To do: Print verbatim every line starting at the one that contains "Serialize everything readable" and ending at the final line of the records; include both endpoints.

Excerpts from a figure dataset:
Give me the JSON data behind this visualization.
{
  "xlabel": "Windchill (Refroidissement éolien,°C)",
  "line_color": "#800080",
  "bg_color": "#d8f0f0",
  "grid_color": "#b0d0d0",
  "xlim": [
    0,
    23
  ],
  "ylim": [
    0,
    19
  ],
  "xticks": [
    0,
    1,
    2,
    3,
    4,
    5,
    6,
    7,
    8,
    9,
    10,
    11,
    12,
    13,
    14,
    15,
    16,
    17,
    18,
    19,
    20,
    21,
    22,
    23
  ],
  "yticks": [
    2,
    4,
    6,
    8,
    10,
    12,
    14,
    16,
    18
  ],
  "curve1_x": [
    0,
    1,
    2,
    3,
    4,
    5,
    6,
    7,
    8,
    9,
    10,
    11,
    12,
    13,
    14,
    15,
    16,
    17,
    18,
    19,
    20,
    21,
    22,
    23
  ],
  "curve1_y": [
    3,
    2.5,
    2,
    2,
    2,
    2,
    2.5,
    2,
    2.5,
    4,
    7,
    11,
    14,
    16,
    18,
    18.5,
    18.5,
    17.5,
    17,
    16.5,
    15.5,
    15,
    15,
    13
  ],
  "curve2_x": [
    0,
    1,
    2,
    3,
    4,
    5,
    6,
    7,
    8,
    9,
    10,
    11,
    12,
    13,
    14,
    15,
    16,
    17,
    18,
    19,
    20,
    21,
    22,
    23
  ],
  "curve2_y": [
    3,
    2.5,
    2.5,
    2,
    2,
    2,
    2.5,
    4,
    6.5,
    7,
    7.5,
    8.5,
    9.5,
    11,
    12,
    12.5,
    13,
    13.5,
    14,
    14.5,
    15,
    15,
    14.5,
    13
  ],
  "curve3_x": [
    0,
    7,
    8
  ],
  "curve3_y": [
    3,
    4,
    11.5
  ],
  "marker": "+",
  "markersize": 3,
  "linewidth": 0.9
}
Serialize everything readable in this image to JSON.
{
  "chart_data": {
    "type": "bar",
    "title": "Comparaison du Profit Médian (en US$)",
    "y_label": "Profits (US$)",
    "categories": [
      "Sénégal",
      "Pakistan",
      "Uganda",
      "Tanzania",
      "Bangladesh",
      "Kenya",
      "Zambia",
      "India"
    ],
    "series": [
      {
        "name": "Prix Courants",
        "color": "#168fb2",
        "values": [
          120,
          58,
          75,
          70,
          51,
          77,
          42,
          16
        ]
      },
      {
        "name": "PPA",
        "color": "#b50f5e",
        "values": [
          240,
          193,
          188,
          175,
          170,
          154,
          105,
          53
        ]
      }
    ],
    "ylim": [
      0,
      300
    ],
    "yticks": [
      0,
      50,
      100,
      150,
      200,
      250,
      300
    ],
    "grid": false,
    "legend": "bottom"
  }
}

Complete answer:
Serialize everything readable in this image to JSON.
{
  "chart_data": {
    "type": "bar",
    "title": "Comparaison du Profit Médian (en US$)",
    "y_label": "Profits (US$)",
    "categories": [
      "Sénégal",
      "Pakistan",
      "Uganda",
      "Tanzania",
      "Bangladesh",
      "Kenya",
      "Zambia",
      "India"
    ],
    "series": [
      {
        "name": "Prix Courants",
        "color": "#168fb2",
        "values": [
          120,
          58,
          75,
          70,
          51,
          77,
          42,
          16
        ]
      },
      {
        "name": "PPA",
        "color": "#b50f5e",
        "values": [
          240,
          193,
          188,
          175,
          170,
          154,
          105,
          53
        ]
      }
    ],
    "ylim": [
      0,
      300
    ],
    "yticks": [
      0,
      50,
      100,
      150,
      200,
      250,
      300
    ],
    "grid": false,
    "legend": "bottom"
  }
}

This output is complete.